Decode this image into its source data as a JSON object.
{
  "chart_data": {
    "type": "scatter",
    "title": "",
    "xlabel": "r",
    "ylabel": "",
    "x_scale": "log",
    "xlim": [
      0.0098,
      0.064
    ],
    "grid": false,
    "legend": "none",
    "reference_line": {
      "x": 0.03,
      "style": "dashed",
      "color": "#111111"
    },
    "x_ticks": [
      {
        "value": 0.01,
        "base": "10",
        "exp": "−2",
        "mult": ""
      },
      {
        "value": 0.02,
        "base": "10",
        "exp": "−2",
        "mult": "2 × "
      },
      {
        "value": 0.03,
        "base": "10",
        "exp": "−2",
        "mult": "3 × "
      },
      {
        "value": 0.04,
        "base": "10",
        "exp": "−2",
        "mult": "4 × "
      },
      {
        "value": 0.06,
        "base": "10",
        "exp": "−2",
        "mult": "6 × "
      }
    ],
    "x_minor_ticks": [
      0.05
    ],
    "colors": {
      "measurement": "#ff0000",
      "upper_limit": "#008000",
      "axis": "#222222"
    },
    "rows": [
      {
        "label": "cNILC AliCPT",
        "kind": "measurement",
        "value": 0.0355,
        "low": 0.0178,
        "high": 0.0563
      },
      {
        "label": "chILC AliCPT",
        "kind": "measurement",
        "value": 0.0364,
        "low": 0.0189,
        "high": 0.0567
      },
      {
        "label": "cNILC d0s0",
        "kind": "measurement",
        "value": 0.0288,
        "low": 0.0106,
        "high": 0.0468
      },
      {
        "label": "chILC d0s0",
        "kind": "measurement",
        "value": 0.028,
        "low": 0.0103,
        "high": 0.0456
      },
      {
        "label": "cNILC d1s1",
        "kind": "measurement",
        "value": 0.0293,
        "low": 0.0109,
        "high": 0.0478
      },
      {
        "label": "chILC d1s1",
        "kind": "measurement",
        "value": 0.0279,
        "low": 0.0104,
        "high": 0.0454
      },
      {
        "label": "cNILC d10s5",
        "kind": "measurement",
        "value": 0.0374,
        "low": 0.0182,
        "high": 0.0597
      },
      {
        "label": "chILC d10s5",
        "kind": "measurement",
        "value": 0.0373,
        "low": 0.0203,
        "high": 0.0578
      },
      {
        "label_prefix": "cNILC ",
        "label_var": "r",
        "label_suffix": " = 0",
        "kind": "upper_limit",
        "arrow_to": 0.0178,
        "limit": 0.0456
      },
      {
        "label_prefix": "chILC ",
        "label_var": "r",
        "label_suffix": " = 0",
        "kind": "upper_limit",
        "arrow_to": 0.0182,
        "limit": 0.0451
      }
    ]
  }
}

▶ _Task_:
List all lines holding the string "chILC".

▶ _Response_:
        "label": "chILC AliCPT",
        "label": "chILC d0s0",
        "label": "chILC d1s1",
        "label": "chILC d10s5",
        "label_prefix": "chILC ",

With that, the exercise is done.